Your task
The listing below is to be output in its exact form.

---------- Dataset extract ----------

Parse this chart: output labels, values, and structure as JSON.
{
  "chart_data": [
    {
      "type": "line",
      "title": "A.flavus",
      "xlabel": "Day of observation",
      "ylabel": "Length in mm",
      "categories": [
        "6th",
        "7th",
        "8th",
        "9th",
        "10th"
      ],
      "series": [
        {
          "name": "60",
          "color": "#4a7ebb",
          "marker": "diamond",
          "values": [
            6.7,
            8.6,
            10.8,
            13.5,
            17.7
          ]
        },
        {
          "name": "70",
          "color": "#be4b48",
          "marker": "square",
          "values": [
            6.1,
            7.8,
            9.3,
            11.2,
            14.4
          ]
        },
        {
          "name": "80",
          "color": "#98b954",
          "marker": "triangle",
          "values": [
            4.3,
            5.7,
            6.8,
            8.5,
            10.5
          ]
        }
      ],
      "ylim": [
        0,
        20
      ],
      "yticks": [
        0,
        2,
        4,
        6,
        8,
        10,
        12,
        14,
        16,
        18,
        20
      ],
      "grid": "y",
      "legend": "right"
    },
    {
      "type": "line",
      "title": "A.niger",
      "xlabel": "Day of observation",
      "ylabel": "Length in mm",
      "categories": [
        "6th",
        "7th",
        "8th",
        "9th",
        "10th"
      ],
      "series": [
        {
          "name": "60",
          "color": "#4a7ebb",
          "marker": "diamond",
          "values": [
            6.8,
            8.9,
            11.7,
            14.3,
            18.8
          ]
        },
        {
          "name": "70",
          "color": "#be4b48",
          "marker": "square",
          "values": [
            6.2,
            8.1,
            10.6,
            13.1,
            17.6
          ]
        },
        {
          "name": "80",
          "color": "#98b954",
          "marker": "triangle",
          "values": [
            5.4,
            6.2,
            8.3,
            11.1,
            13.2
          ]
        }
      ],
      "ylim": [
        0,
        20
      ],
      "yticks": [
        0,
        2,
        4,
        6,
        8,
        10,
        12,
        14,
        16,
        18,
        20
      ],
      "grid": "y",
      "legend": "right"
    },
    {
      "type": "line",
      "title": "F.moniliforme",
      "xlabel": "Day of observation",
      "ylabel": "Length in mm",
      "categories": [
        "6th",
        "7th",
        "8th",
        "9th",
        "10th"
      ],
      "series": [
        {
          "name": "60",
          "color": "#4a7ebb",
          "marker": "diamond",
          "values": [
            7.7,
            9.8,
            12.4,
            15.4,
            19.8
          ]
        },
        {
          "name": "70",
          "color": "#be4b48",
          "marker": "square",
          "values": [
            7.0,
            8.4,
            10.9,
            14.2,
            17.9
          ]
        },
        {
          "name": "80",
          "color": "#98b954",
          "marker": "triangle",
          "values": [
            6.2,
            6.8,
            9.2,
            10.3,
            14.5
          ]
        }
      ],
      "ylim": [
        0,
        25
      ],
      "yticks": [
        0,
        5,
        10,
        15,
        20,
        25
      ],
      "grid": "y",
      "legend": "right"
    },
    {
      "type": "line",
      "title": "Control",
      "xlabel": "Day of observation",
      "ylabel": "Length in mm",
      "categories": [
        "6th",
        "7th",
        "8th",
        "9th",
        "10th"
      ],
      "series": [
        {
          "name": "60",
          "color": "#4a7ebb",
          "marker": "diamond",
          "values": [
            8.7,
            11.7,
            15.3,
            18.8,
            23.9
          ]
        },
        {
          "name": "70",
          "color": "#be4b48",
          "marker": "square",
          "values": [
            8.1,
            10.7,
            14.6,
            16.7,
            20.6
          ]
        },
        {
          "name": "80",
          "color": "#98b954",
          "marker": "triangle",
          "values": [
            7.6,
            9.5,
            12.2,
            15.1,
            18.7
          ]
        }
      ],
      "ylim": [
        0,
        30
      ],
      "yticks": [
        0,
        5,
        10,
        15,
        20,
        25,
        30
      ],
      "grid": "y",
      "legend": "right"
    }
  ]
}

----------

Worked solution
Parse this chart: output labels, values, and structure as JSON.
{
  "chart_data": [
    {
      "type": "line",
      "title": "A.flavus",
      "xlabel": "Day of observation",
      "ylabel": "Length in mm",
      "categories": [
        "6th",
        "7th",
        "8th",
        "9th",
        "10th"
      ],
      "series": [
        {
          "name": "60",
          "color": "#4a7ebb",
          "marker": "diamond",
          "values": [
            6.7,
            8.6,
            10.8,
            13.5,
            17.7
          ]
        },
        {
          "name": "70",
          "color": "#be4b48",
          "marker": "square",
          "values": [
            6.1,
            7.8,
            9.3,
            11.2,
            14.4
          ]
        },
        {
          "name": "80",
          "color": "#98b954",
          "marker": "triangle",
          "values": [
            4.3,
            5.7,
            6.8,
            8.5,
            10.5
          ]
        }
      ],
      "ylim": [
        0,
        20
      ],
      "yticks": [
        0,
        2,
        4,
        6,
        8,
        10,
        12,
        14,
        16,
        18,
        20
      ],
      "grid": "y",
      "legend": "right"
    },
    {
      "type": "line",
      "title": "A.niger",
      "xlabel": "Day of observation",
      "ylabel": "Length in mm",
      "categories": [
        "6th",
        "7th",
        "8th",
        "9th",
        "10th"
      ],
      "series": [
        {
          "name": "60",
          "color": "#4a7ebb",
          "marker": "diamond",
          "values": [
            6.8,
            8.9,
            11.7,
            14.3,
            18.8
          ]
        },
        {
          "name": "70",
          "color": "#be4b48",
          "marker": "square",
          "values": [
            6.2,
            8.1,
            10.6,
            13.1,
            17.6
          ]
        },
        {
          "name": "80",
          "color": "#98b954",
          "marker": "triangle",
          "values": [
            5.4,
            6.2,
            8.3,
            11.1,
            13.2
          ]
        }
      ],
      "ylim": [
        0,
        20
      ],
      "yticks": [
        0,
        2,
        4,
        6,
        8,
        10,
        12,
        14,
        16,
        18,
        20
      ],
      "grid": "y",
      "legend": "right"
    },
    {
      "type": "line",
      "title": "F.moniliforme",
      "xlabel": "Day of observation",
      "ylabel": "Length in mm",
      "categories": [
        "6th",
        "7th",
        "8th",
        "9th",
        "10th"
      ],
      "series": [
        {
          "name": "60",
          "color": "#4a7ebb",
          "marker": "diamond",
          "values": [
            7.7,
            9.8,
            12.4,
            15.4,
            19.8
          ]
        },
        {
          "name": "70",
          "color": "#be4b48",
          "marker": "square",
          "values": [
            7.0,
            8.4,
            10.9,
            14.2,
            17.9
          ]
        },
        {
          "name": "80",
          "color": "#98b954",
          "marker": "triangle",
          "values": [
            6.2,
            6.8,
            9.2,
            10.3,
            14.5
          ]
        }
      ],
      "ylim": [
        0,
        25
      ],
      "yticks": [
        0,
        5,
        10,
        15,
        20,
        25
      ],
      "grid": "y",
      "legend": "right"
    },
    {
      "type": "line",
      "title": "Control",
      "xlabel": "Day of observation",
      "ylabel": "Length in mm",
      "categories": [
        "6th",
        "7th",
        "8th",
        "9th",
        "10th"
      ],
      "series": [
        {
          "name": "60",
          "color": "#4a7ebb",
          "marker": "diamond",
          "values": [
            8.7,
            11.7,
            15.3,
            18.8,
            23.9
          ]
        },
        {
          "name": "70",
          "color": "#be4b48",
          "marker": "square",
          "values": [
            8.1,
            10.7,
            14.6,
            16.7,
            20.6
          ]
        },
        {
          "name": "80",
          "color": "#98b954",
          "marker": "triangle",
          "values": [
            7.6,
            9.5,
            12.2,
            15.1,
            18.7
          ]
        }
      ],
      "ylim": [
        0,
        30
      ],
      "yticks": [
        0,
        5,
        10,
        15,
        20,
        25,
        30
      ],
      "grid": "y",
      "legend": "right"
    }
  ]
}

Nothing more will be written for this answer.